_TASK INPUTS_
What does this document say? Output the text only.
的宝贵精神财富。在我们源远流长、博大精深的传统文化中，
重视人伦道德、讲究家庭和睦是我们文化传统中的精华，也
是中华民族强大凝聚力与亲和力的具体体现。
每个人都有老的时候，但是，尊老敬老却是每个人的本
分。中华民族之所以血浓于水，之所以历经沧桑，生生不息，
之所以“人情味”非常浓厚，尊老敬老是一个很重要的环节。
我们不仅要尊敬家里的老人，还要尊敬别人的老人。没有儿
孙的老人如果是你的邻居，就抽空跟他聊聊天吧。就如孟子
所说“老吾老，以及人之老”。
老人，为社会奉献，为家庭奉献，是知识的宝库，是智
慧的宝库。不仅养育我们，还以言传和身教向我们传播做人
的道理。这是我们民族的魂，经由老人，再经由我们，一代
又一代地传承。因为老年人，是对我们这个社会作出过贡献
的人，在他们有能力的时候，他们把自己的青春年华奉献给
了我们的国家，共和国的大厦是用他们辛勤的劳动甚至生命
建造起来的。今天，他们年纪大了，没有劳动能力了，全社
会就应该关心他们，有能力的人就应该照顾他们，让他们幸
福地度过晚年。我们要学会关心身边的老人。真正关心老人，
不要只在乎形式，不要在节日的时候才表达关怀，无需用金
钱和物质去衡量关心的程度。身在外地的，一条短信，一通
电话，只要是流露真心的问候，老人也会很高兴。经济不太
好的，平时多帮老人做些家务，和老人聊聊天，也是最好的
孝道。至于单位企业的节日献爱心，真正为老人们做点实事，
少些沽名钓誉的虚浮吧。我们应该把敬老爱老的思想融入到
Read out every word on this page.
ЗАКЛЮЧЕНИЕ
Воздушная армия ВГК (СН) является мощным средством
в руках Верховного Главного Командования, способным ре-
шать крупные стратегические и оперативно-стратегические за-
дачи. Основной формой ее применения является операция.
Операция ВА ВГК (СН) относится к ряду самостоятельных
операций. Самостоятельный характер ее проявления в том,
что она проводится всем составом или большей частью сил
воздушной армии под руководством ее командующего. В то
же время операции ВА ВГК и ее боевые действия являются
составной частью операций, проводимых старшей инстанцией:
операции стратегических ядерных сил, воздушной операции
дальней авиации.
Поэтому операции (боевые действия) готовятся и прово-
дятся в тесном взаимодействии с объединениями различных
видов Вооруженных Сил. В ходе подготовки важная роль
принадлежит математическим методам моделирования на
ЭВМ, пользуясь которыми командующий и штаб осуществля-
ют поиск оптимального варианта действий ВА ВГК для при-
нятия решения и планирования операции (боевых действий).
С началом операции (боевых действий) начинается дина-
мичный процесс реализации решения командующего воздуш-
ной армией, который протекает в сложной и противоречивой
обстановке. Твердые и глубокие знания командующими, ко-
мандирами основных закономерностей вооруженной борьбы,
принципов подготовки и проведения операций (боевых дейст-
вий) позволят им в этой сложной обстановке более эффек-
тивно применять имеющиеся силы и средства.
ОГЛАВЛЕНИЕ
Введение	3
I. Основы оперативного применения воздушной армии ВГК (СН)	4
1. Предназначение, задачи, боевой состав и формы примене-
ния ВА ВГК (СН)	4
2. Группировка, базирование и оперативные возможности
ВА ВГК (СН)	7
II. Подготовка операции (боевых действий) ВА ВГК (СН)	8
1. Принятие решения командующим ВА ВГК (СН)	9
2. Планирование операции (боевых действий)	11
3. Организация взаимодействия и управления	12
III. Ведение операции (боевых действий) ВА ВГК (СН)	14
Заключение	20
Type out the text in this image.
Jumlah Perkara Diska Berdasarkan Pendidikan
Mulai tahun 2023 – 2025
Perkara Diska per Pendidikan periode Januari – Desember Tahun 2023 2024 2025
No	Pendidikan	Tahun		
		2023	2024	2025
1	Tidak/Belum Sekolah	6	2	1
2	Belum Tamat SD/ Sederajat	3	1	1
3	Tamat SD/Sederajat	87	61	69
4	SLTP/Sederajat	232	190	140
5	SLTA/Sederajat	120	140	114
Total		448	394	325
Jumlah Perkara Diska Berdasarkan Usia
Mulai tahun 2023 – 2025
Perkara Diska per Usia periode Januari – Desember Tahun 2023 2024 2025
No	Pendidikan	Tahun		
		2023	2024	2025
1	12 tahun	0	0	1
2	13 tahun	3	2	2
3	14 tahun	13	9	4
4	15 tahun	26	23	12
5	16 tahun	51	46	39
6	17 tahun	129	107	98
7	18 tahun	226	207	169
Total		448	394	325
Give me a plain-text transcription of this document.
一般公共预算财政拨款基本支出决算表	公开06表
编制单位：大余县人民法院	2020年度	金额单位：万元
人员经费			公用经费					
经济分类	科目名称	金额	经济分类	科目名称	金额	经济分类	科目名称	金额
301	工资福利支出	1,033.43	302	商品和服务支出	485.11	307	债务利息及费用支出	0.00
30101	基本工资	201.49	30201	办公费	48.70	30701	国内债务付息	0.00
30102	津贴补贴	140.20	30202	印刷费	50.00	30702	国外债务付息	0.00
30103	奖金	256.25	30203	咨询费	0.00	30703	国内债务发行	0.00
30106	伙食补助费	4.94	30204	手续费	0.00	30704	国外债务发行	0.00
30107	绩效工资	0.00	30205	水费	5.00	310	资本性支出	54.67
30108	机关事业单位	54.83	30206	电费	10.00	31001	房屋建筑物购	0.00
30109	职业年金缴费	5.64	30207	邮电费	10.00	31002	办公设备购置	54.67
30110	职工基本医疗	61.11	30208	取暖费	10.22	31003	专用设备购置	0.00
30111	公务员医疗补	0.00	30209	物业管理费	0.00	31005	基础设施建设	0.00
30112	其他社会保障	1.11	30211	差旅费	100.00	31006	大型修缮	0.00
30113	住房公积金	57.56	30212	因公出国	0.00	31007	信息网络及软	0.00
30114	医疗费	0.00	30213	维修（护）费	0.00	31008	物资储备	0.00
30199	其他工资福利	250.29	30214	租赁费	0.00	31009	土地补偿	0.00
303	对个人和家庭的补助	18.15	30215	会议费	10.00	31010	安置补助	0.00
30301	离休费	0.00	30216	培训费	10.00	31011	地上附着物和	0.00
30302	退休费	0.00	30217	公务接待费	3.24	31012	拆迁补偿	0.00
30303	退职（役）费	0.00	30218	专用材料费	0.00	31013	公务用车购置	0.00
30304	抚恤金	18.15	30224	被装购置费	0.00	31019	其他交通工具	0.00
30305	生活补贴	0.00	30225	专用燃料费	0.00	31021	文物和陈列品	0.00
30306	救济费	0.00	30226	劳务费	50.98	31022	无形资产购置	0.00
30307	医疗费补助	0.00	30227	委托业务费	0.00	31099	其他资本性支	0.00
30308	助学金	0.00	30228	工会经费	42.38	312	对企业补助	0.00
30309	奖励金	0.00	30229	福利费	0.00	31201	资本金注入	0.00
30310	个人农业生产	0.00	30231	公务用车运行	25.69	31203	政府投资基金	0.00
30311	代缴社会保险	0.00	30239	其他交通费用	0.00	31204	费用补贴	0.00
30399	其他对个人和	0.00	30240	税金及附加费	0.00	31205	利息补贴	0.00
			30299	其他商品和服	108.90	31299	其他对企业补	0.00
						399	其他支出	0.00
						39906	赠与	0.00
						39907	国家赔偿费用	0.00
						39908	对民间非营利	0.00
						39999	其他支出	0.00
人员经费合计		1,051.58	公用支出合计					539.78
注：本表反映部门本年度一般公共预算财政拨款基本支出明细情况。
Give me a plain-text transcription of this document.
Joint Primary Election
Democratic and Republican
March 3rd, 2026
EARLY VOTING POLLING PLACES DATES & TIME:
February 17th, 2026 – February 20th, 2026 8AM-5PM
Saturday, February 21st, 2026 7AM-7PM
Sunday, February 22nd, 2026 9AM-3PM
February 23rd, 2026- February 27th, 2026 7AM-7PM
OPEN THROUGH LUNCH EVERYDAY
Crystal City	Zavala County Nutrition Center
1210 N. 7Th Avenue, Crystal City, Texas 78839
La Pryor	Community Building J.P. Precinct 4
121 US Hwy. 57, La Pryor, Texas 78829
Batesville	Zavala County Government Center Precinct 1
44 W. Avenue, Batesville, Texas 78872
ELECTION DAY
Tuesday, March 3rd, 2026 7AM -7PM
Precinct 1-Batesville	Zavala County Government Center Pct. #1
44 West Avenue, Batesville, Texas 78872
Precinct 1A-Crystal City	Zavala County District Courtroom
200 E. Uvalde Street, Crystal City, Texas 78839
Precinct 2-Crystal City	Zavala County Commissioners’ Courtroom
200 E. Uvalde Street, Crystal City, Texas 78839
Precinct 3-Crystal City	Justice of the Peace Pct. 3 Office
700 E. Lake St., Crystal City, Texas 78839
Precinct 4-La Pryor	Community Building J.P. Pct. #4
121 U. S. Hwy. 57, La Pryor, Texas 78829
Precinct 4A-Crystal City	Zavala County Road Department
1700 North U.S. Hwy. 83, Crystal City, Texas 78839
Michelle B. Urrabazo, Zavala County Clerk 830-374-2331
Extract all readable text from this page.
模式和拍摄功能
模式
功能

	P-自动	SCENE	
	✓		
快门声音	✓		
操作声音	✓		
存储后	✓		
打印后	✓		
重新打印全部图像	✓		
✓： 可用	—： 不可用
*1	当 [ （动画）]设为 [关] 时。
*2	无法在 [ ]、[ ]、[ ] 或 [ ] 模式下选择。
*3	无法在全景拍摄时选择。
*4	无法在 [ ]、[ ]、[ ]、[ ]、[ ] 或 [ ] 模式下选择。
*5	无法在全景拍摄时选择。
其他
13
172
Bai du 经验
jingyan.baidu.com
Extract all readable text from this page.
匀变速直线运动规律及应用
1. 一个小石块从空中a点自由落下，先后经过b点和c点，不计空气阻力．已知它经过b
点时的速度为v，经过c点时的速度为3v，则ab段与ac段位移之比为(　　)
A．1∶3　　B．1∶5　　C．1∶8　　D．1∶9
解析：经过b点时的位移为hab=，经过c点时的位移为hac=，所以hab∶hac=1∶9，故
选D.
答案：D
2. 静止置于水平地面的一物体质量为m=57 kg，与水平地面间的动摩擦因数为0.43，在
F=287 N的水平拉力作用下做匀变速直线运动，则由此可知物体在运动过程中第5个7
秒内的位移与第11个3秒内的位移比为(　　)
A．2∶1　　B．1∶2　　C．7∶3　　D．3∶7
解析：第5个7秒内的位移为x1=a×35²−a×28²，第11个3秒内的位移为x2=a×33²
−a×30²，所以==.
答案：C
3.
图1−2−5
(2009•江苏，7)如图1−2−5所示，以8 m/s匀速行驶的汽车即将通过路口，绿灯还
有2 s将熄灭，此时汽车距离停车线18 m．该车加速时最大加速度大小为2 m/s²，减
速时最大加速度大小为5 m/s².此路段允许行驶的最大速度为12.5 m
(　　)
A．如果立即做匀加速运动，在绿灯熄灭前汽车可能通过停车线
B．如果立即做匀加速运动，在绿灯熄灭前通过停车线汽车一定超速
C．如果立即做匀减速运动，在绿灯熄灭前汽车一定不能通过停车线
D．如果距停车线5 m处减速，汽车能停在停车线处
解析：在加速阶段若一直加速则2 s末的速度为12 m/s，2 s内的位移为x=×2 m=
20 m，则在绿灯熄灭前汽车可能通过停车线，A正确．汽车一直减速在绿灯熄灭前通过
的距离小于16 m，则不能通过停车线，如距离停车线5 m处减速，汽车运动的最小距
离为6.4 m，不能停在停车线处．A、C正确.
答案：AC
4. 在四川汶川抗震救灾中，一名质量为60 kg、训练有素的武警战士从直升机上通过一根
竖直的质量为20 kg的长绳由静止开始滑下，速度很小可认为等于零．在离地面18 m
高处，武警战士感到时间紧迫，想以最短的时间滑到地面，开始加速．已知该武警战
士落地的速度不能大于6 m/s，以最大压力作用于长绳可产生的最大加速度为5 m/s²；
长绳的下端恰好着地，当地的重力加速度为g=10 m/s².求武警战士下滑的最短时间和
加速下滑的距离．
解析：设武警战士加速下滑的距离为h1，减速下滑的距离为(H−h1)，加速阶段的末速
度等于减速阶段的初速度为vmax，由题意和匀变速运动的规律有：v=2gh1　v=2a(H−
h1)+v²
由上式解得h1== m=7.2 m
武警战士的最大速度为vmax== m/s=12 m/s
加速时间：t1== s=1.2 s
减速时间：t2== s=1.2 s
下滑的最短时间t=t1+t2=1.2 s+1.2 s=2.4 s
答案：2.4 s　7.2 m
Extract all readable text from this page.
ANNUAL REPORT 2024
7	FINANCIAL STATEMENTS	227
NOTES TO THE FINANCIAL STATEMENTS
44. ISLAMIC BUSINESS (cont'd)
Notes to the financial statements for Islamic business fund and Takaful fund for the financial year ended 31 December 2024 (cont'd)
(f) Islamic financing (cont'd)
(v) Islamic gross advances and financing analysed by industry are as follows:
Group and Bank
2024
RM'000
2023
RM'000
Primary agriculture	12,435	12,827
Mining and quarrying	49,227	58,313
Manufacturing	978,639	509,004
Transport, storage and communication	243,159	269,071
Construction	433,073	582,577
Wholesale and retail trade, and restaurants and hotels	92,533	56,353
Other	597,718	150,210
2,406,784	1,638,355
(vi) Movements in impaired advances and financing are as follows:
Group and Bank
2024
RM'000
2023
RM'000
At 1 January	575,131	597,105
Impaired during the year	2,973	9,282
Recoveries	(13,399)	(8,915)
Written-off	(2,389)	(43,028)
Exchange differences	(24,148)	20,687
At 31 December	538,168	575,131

_WORK TO COMPLETE_
In the listing, how many lines hold "如果立即做匀加速运动"? Answer with a bare number.

_ANSWER TO THE TASK_
2